EXERCISE BRIEF: Out of the lines below, please list those that hold the string "actually".

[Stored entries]
______________________________

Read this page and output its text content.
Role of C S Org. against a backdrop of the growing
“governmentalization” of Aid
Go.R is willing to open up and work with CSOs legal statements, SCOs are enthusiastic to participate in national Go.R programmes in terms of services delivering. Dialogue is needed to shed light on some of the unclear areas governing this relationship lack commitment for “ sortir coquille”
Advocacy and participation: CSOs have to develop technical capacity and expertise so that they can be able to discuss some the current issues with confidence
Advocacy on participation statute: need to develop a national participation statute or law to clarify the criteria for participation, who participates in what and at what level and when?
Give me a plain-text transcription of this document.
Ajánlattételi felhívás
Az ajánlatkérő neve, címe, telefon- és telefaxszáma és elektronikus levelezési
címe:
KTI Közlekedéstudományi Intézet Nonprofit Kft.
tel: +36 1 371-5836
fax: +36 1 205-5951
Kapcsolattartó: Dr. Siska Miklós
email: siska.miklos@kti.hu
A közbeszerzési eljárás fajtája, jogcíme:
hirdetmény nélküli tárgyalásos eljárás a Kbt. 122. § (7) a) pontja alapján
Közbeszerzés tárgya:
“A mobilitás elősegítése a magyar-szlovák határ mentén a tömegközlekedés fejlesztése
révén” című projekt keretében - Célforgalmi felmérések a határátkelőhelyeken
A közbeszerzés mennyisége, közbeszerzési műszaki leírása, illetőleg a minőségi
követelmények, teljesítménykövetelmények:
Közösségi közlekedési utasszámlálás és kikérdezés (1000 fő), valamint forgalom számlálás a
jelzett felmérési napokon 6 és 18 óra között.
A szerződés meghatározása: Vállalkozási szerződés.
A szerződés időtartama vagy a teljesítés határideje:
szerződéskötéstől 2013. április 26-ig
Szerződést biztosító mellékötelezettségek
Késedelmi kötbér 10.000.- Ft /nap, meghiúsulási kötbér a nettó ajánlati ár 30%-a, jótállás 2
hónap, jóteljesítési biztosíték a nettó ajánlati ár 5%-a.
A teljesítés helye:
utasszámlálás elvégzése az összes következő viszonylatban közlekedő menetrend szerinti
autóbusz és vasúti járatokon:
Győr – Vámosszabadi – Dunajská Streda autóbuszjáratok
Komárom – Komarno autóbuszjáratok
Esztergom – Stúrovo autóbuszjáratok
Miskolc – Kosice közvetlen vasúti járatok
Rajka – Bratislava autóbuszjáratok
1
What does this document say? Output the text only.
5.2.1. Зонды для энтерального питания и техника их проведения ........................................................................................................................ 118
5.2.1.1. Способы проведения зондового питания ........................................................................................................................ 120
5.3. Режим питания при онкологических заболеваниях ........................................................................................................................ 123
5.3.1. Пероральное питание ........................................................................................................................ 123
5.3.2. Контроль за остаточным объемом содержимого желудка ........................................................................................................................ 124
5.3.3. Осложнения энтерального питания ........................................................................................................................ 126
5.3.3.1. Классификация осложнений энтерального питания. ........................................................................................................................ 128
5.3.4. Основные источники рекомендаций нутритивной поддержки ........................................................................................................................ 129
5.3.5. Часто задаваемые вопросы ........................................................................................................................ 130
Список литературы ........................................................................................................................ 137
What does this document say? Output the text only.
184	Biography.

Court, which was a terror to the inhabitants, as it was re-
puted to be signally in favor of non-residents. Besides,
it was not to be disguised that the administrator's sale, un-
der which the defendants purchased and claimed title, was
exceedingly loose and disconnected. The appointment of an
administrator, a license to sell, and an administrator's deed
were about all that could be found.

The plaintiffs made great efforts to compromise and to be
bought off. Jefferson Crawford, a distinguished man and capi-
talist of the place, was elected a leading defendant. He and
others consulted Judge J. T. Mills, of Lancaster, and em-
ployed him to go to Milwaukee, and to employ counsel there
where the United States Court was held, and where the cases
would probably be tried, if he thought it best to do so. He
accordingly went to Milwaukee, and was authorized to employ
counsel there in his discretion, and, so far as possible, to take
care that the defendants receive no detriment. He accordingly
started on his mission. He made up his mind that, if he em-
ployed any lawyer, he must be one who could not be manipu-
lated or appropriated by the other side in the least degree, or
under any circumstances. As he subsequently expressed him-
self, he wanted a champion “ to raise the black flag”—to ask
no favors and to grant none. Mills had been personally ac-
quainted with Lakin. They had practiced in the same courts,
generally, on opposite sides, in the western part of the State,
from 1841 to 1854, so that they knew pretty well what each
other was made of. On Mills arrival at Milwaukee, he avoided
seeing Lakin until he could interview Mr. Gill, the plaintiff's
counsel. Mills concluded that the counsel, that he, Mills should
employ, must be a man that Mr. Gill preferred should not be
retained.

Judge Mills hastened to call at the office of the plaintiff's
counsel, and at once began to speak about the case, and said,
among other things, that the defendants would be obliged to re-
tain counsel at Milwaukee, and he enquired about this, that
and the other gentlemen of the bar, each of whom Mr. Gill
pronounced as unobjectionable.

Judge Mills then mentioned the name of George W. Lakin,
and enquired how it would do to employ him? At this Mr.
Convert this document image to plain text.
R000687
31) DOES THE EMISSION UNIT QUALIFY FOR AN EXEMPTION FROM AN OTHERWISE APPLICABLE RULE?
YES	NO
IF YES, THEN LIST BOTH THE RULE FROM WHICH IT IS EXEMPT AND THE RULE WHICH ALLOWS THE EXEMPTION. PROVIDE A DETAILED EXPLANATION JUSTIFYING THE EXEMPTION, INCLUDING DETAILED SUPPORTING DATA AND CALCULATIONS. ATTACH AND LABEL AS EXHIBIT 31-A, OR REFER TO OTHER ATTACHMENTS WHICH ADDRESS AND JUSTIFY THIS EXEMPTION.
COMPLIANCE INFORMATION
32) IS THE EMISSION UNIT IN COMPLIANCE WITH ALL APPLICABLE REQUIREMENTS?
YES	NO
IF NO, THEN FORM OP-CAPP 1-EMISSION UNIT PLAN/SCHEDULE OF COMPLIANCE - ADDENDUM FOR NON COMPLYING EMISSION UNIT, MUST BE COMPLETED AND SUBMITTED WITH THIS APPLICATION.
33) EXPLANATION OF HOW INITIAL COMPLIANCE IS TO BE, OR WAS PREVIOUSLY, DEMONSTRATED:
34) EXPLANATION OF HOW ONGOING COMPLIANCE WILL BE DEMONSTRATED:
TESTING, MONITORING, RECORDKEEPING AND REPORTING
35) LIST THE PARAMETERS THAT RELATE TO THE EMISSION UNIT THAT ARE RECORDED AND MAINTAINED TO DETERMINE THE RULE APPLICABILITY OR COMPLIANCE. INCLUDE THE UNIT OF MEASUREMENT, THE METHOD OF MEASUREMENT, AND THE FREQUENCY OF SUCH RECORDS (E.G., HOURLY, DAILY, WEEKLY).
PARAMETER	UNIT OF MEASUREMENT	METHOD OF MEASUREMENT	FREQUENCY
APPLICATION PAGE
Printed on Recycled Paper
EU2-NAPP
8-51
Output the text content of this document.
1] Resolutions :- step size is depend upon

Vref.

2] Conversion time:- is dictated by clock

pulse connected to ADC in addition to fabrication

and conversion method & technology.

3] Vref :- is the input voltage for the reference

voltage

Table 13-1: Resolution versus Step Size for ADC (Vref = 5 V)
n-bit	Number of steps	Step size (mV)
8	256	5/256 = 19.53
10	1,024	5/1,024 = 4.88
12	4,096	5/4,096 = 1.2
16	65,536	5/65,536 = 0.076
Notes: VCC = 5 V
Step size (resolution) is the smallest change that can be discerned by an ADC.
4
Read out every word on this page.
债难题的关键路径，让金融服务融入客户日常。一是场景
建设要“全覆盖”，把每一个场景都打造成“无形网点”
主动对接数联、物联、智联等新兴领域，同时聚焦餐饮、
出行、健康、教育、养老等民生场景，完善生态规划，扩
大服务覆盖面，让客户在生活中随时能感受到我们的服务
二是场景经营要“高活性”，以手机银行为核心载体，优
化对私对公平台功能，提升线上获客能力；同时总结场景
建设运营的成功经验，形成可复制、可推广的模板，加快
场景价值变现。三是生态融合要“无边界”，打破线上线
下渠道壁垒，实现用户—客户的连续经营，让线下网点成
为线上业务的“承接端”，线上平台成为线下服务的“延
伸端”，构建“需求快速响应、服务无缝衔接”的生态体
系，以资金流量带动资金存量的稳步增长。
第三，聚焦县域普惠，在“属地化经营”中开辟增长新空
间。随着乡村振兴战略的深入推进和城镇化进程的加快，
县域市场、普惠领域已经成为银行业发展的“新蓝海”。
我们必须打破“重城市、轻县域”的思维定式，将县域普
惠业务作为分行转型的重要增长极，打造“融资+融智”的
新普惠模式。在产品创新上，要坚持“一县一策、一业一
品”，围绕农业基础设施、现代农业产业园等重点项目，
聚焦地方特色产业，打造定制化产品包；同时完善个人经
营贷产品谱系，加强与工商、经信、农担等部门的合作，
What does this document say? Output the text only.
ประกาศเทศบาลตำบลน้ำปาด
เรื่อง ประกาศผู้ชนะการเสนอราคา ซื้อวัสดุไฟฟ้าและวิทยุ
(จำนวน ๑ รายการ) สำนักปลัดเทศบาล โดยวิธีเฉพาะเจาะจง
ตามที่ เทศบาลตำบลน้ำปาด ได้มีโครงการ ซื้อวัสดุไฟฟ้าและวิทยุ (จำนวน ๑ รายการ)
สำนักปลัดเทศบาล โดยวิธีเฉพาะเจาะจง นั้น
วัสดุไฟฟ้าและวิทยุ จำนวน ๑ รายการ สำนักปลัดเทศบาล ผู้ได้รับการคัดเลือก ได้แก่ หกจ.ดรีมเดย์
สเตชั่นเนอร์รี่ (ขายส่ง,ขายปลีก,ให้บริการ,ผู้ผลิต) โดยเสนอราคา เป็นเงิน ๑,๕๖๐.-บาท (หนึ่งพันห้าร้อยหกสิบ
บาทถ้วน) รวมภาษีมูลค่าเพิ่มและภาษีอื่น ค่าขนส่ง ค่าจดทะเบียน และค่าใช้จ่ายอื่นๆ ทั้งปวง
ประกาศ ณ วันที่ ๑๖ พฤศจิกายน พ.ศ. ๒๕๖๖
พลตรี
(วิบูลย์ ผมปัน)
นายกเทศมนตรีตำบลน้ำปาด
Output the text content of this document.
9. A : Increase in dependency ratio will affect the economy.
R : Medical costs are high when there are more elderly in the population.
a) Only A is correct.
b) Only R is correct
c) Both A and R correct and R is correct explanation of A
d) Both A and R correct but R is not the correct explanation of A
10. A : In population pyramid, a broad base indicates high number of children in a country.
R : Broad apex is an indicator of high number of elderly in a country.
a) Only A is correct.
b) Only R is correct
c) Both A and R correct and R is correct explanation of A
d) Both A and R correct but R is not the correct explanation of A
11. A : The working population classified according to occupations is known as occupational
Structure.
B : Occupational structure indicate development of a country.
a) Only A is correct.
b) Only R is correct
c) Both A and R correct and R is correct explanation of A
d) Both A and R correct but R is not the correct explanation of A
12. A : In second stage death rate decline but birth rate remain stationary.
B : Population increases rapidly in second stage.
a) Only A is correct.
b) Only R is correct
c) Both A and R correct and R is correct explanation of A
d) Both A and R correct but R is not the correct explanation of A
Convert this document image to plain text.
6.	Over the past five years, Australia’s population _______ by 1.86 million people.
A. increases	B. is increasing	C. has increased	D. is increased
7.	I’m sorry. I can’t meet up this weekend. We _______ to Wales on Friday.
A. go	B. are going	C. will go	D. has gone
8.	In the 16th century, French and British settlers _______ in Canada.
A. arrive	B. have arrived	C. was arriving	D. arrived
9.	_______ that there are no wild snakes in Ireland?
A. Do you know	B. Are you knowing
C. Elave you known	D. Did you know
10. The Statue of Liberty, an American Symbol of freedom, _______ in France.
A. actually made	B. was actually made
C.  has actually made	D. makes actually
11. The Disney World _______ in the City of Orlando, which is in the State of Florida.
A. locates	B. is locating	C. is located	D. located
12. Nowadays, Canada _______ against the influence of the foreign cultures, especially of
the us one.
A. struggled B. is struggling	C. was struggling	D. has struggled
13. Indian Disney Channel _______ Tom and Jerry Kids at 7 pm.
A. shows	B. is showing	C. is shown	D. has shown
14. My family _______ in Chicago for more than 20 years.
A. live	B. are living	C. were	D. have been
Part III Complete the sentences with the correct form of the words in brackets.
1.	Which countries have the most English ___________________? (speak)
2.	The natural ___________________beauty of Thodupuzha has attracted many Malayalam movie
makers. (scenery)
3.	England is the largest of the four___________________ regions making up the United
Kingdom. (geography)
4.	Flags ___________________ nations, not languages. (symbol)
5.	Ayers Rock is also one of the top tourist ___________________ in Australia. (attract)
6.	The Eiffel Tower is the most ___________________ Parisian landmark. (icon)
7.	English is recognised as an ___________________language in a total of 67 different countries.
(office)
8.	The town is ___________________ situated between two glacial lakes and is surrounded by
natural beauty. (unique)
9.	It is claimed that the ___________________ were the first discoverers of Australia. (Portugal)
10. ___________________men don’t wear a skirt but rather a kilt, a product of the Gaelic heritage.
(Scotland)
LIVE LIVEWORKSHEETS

______________________________

SOLUTION FOR THIS TASK:
A. actually made	B. was actually made
C.  has actually made	D. makes actually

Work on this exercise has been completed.